__Stored data__.

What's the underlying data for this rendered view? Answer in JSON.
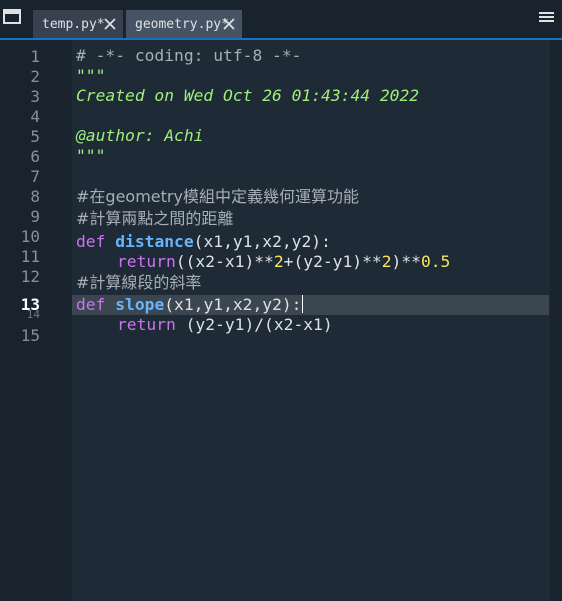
{
  "tabs": [
    {
      "label": "temp.py*"
    },
    {
      "label": "geometry.py*"
    }
  ],
  "gutter": {
    "numbers": [
      "1",
      "2",
      "3",
      "4",
      "5",
      "6",
      "7",
      "8",
      "9",
      "10",
      "11",
      "12",
      "13",
      "14",
      "15"
    ],
    "active": "13"
  },
  "code": {
    "l1": "# -*- coding: utf-8 -*-",
    "l2": "\"\"\"",
    "l3": "Created on Wed Oct 26 01:43:44 2022",
    "l5": "@author: Achi",
    "l6": "\"\"\"",
    "l8": "#在geometry模組中定義幾何運算功能",
    "l9": "#計算兩點之間的距離",
    "l10_kw": "def",
    "l10_fn": "distance",
    "l10_rest": "(x1,y1,x2,y2):",
    "l11_kw": "return",
    "l11_a": "((x2-x1)**",
    "l11_n1": "2",
    "l11_b": "+(y2-y1)**",
    "l11_n2": "2",
    "l11_c": ")**",
    "l11_n3": "0.5",
    "l12": "#計算線段的斜率",
    "l13_kw": "def",
    "l13_fn": "slope",
    "l13_rest": "(x1,y1,x2,y2):",
    "l14_kw": "return",
    "l14_rest": " (y2-y1)/(x2-x1)"
  },
  "colors": {
    "background": "#19232d",
    "accent": "#1a72bb",
    "keyword": "#cd72f2",
    "function": "#67b5fa",
    "number": "#f8e45c",
    "docstring": "#9ff07a"
  }
}
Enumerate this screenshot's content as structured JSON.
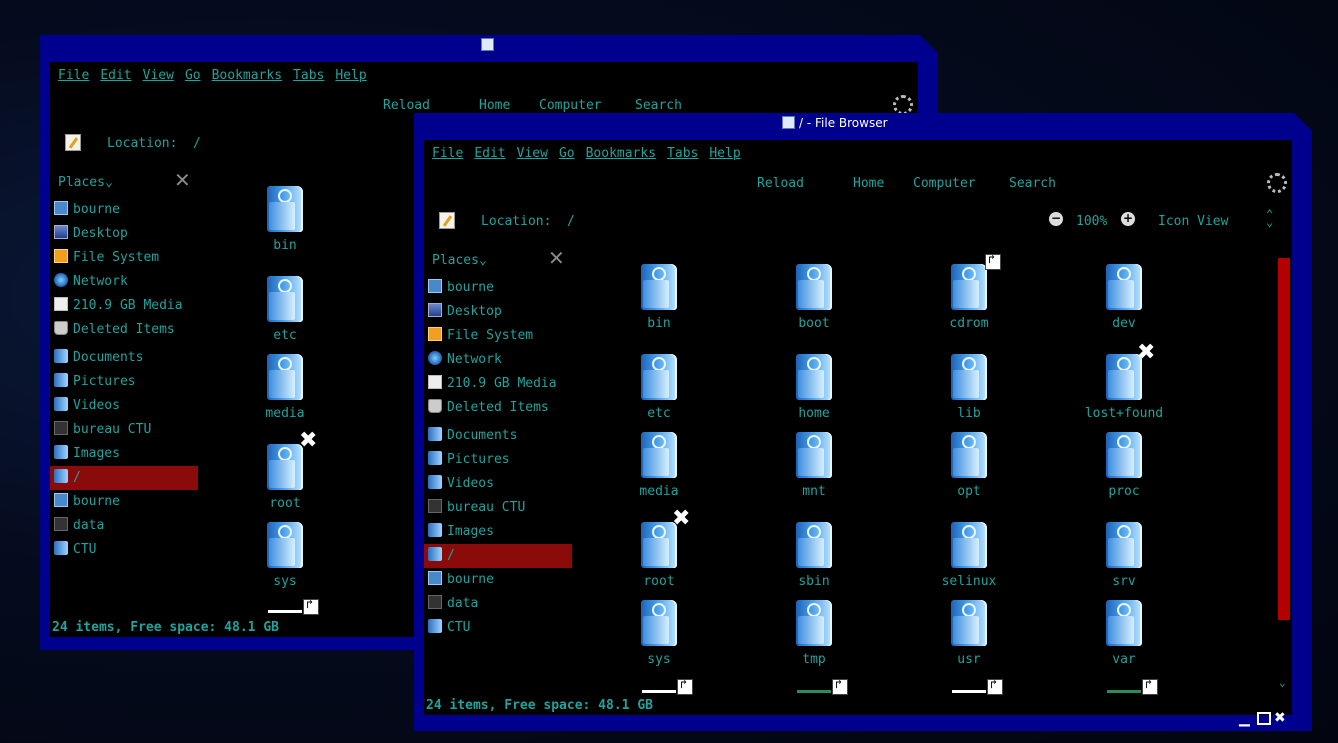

__THE PROBLEM__. Tally how many lines of the data include the word "this". Write the number and nothing else.

__COMPLETE RESPONSE__. 2